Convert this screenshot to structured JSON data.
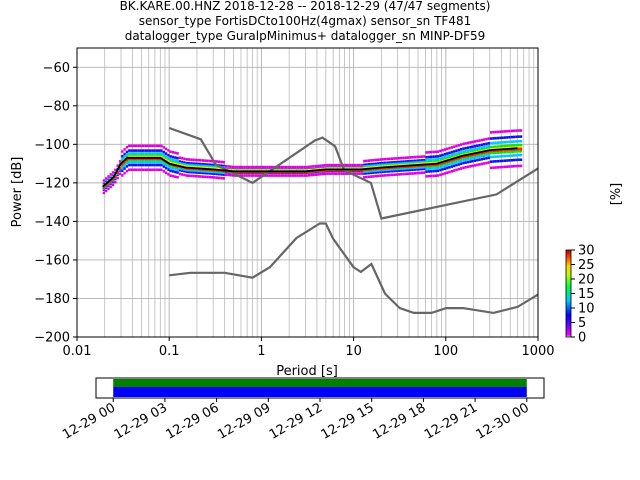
{
  "figure": {
    "title_lines": [
      "BK.KARE.00.HNZ   2018-12-28 -- 2018-12-29  (47/47 segments)",
      "sensor_type FortisDCto100Hz(4gmax) sensor_sn TF481",
      "datalogger_type GuralpMinimus+ datalogger_sn MINP-DF59"
    ]
  },
  "chart_data": [
    {
      "type": "heatmap",
      "subtype": "probabilistic-power-spectral-density",
      "xlabel": "Period [s]",
      "ylabel": "Power [dB]",
      "xscale": "log",
      "xlim": [
        0.01,
        1000
      ],
      "ylim": [
        -200,
        -50
      ],
      "xticks": [
        0.01,
        0.1,
        1,
        10,
        100,
        1000
      ],
      "xtick_labels": [
        "0.01",
        "0.1",
        "1",
        "10",
        "100",
        "1000"
      ],
      "yticks": [
        -200,
        -180,
        -160,
        -140,
        -120,
        -100,
        -80,
        -60
      ],
      "ytick_labels": [
        "−200",
        "−180",
        "−160",
        "−140",
        "−120",
        "−100",
        "−80",
        "−60"
      ],
      "grid": true,
      "mode_curve": {
        "period": [
          0.019,
          0.025,
          0.03,
          0.035,
          0.05,
          0.08,
          0.1,
          0.15,
          0.3,
          0.5,
          1,
          3,
          5,
          8,
          12,
          20,
          40,
          80,
          150,
          300,
          600
        ],
        "power": [
          -122,
          -117,
          -110,
          -107,
          -107,
          -107,
          -110,
          -112,
          -113,
          -114,
          -114,
          -114,
          -113,
          -113,
          -113,
          -112,
          -111,
          -110,
          -106,
          -103,
          -102
        ]
      },
      "nhnm": {
        "period": [
          0.1,
          0.22,
          0.32,
          0.8,
          3.8,
          4.6,
          6.3,
          7.9,
          15.4,
          20,
          354.8,
          1000
        ],
        "power": [
          -91.5,
          -97.4,
          -110.5,
          -120,
          -98,
          -96.5,
          -101,
          -113.5,
          -120,
          -138.5,
          -126,
          -112.5
        ]
      },
      "nlnm": {
        "period": [
          0.1,
          0.17,
          0.4,
          0.8,
          1.24,
          2.4,
          4.3,
          5,
          6,
          10,
          12,
          15.6,
          21.9,
          31.6,
          45,
          70,
          101,
          154,
          328,
          600,
          1000
        ],
        "power": [
          -168,
          -166.7,
          -166.7,
          -169.2,
          -163.7,
          -148.6,
          -141.1,
          -141.1,
          -149,
          -163.8,
          -166.2,
          -162.1,
          -177.5,
          -185,
          -187.5,
          -187.5,
          -185,
          -185,
          -187.5,
          -184.4,
          -178
        ]
      },
      "density_colors": [
        "#e000e0",
        "#1010f0",
        "#00c8ff",
        "#10e010",
        "#f0f000",
        "#ff2000"
      ]
    },
    {
      "type": "colorbar",
      "label": "[%]",
      "range": [
        0,
        30
      ],
      "ticks": [
        0,
        5,
        10,
        15,
        20,
        25,
        30
      ],
      "tick_labels": [
        "0",
        "5",
        "10",
        "15",
        "20",
        "25",
        "30"
      ]
    },
    {
      "type": "timeline",
      "tick_labels": [
        "12-29 00",
        "12-29 03",
        "12-29 06",
        "12-29 09",
        "12-29 12",
        "12-29 15",
        "12-29 18",
        "12-29 21",
        "12-30 00"
      ],
      "range_hours": [
        -1.0,
        25.0
      ],
      "coverage_hours": [
        0,
        24
      ],
      "bar_colors": [
        "#008000",
        "#0000ff"
      ]
    }
  ]
}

========================================================================

THE EXERCISE: Write the listing above out again exactly, dropping each image.

THE RESULT:
Convert this screenshot to structured JSON data.
{
  "figure": {
    "title_lines": [
      "BK.KARE.00.HNZ   2018-12-28 -- 2018-12-29  (47/47 segments)",
      "sensor_type FortisDCto100Hz(4gmax) sensor_sn TF481",
      "datalogger_type GuralpMinimus+ datalogger_sn MINP-DF59"
    ]
  },
  "chart_data": [
    {
      "type": "heatmap",
      "subtype": "probabilistic-power-spectral-density",
      "xlabel": "Period [s]",
      "ylabel": "Power [dB]",
      "xscale": "log",
      "xlim": [
        0.01,
        1000
      ],
      "ylim": [
        -200,
        -50
      ],
      "xticks": [
        0.01,
        0.1,
        1,
        10,
        100,
        1000
      ],
      "xtick_labels": [
        "0.01",
        "0.1",
        "1",
        "10",
        "100",
        "1000"
      ],
      "yticks": [
        -200,
        -180,
        -160,
        -140,
        -120,
        -100,
        -80,
        -60
      ],
      "ytick_labels": [
        "−200",
        "−180",
        "−160",
        "−140",
        "−120",
        "−100",
        "−80",
        "−60"
      ],
      "grid": true,
      "mode_curve": {
        "period": [
          0.019,
          0.025,
          0.03,
          0.035,
          0.05,
          0.08,
          0.1,
          0.15,
          0.3,
          0.5,
          1,
          3,
          5,
          8,
          12,
          20,
          40,
          80,
          150,
          300,
          600
        ],
        "power": [
          -122,
          -117,
          -110,
          -107,
          -107,
          -107,
          -110,
          -112,
          -113,
          -114,
          -114,
          -114,
          -113,
          -113,
          -113,
          -112,
          -111,
          -110,
          -106,
          -103,
          -102
        ]
      },
      "nhnm": {
        "period": [
          0.1,
          0.22,
          0.32,
          0.8,
          3.8,
          4.6,
          6.3,
          7.9,
          15.4,
          20,
          354.8,
          1000
        ],
        "power": [
          -91.5,
          -97.4,
          -110.5,
          -120,
          -98,
          -96.5,
          -101,
          -113.5,
          -120,
          -138.5,
          -126,
          -112.5
        ]
      },
      "nlnm": {
        "period": [
          0.1,
          0.17,
          0.4,
          0.8,
          1.24,
          2.4,
          4.3,
          5,
          6,
          10,
          12,
          15.6,
          21.9,
          31.6,
          45,
          70,
          101,
          154,
          328,
          600,
          1000
        ],
        "power": [
          -168,
          -166.7,
          -166.7,
          -169.2,
          -163.7,
          -148.6,
          -141.1,
          -141.1,
          -149,
          -163.8,
          -166.2,
          -162.1,
          -177.5,
          -185,
          -187.5,
          -187.5,
          -185,
          -185,
          -187.5,
          -184.4,
          -178
        ]
      },
      "density_colors": [
        "#e000e0",
        "#1010f0",
        "#00c8ff",
        "#10e010",
        "#f0f000",
        "#ff2000"
      ]
    },
    {
      "type": "colorbar",
      "label": "[%]",
      "range": [
        0,
        30
      ],
      "ticks": [
        0,
        5,
        10,
        15,
        20,
        25,
        30
      ],
      "tick_labels": [
        "0",
        "5",
        "10",
        "15",
        "20",
        "25",
        "30"
      ]
    },
    {
      "type": "timeline",
      "tick_labels": [
        "12-29 00",
        "12-29 03",
        "12-29 06",
        "12-29 09",
        "12-29 12",
        "12-29 15",
        "12-29 18",
        "12-29 21",
        "12-30 00"
      ],
      "range_hours": [
        -1.0,
        25.0
      ],
      "coverage_hours": [
        0,
        24
      ],
      "bar_colors": [
        "#008000",
        "#0000ff"
      ]
    }
  ]
}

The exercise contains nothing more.